• REQUIREMENTS: How many lines of these records hold the string "Direction"? Reply with the number alone.

• RECORDS FOR THIS EXERCISE:
════

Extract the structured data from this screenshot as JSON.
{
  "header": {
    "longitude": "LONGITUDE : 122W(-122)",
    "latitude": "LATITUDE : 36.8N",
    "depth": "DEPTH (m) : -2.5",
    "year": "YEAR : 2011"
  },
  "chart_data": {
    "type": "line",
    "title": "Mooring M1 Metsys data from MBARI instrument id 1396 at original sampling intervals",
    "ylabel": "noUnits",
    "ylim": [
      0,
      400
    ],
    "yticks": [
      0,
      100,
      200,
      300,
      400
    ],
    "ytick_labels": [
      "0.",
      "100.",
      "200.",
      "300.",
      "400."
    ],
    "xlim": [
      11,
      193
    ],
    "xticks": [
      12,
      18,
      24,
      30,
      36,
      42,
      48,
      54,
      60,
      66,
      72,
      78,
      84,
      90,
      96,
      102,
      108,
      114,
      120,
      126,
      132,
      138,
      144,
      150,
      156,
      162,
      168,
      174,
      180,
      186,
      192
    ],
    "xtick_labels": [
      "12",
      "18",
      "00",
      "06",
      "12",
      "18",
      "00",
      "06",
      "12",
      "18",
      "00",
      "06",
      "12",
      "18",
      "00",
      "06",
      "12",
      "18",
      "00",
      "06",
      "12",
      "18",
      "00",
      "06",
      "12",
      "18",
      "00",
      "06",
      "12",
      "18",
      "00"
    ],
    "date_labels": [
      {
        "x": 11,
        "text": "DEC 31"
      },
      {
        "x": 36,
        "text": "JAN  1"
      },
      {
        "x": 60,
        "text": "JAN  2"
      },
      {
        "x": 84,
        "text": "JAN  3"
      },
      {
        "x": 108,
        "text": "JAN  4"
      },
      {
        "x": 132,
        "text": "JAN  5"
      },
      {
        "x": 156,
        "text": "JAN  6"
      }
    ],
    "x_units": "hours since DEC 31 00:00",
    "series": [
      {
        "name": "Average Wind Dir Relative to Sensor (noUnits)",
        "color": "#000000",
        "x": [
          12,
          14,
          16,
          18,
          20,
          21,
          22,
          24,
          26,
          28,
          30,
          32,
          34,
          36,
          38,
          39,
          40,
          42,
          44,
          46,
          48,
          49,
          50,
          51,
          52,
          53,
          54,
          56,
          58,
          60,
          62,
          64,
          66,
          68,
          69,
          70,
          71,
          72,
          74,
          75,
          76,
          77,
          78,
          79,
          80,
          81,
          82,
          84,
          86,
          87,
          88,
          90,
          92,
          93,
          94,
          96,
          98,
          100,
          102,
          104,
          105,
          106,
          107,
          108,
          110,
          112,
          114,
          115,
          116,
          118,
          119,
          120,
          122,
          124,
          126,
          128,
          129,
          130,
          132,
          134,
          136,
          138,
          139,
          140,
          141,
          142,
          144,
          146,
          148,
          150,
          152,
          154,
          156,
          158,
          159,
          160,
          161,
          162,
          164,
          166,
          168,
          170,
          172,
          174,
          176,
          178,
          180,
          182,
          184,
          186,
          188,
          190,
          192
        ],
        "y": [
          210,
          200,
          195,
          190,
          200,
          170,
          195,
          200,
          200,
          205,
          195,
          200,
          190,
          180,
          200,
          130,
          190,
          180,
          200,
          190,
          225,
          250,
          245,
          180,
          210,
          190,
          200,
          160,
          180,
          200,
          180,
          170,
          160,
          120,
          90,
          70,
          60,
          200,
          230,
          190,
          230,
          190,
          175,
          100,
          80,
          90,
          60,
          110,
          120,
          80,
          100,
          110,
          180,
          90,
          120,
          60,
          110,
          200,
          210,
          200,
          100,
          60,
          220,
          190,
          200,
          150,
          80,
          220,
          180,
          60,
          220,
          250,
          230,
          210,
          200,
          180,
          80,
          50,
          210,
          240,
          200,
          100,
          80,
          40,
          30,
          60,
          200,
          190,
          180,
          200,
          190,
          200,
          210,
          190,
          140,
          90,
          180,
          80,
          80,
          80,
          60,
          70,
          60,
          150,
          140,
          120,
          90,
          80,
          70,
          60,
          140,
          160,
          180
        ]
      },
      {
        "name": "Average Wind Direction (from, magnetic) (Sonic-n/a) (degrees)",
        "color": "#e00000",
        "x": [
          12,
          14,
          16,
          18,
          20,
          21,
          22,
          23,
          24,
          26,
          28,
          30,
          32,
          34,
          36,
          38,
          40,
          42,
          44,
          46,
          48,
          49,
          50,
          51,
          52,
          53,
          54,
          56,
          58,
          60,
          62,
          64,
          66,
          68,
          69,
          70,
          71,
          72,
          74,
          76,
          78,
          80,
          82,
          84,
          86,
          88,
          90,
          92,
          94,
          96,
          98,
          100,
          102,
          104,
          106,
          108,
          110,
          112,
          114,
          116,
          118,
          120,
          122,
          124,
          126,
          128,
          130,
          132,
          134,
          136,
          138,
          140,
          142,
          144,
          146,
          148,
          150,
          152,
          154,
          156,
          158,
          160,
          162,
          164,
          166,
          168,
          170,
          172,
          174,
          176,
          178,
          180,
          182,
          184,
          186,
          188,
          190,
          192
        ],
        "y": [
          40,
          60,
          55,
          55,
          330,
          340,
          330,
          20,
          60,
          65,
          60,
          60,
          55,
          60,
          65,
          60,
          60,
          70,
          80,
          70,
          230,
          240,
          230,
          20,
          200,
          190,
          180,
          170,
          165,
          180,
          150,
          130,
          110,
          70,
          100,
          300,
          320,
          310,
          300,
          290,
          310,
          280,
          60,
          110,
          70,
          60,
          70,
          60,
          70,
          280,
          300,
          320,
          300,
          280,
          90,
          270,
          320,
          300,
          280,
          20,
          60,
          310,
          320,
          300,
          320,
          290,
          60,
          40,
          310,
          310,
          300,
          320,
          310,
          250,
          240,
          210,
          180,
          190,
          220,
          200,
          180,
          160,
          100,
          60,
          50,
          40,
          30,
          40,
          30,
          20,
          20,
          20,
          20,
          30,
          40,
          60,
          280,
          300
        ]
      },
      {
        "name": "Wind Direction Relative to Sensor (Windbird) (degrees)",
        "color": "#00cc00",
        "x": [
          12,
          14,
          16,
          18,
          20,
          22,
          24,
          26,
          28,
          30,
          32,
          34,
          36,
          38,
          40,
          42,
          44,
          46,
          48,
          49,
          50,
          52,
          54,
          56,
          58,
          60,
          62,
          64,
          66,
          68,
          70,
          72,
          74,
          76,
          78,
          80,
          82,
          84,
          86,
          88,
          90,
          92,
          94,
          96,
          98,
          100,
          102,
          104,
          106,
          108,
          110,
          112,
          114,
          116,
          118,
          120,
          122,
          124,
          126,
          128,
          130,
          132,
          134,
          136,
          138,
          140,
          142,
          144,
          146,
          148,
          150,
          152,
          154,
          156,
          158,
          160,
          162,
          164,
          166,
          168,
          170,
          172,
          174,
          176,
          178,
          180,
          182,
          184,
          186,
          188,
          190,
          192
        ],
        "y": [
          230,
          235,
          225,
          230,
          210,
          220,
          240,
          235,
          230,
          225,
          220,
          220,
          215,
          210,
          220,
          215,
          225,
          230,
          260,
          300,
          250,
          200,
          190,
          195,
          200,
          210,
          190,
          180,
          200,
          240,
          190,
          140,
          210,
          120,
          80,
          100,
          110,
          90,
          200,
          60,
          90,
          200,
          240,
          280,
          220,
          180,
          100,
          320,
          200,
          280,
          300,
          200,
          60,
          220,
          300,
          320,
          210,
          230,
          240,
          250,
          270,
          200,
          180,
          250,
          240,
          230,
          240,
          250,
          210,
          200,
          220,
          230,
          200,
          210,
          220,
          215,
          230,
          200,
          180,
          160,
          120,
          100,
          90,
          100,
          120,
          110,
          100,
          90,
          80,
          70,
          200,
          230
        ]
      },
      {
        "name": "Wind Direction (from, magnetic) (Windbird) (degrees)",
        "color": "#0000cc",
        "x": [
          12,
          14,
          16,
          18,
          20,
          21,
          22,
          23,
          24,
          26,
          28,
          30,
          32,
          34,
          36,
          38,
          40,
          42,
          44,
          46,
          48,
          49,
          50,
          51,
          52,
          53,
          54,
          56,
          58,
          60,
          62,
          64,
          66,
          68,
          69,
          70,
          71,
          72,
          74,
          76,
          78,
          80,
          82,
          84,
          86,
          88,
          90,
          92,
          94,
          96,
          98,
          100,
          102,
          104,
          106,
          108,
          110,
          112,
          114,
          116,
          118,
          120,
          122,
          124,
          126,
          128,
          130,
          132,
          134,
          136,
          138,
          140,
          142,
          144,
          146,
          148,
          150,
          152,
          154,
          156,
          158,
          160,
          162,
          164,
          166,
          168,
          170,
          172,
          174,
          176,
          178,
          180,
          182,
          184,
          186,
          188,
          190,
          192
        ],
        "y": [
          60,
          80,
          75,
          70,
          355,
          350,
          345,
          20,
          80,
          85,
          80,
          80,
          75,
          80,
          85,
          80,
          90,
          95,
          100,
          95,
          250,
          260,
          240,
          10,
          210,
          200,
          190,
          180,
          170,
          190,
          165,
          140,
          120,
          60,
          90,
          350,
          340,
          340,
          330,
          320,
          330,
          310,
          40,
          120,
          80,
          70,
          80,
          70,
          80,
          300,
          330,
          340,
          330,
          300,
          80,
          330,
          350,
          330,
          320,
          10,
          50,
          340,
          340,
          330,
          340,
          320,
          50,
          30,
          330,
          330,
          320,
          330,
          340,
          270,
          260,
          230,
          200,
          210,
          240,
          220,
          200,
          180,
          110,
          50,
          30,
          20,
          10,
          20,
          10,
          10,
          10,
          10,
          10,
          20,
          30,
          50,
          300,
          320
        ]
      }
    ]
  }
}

════

• ANSWER TO THE TASK: 3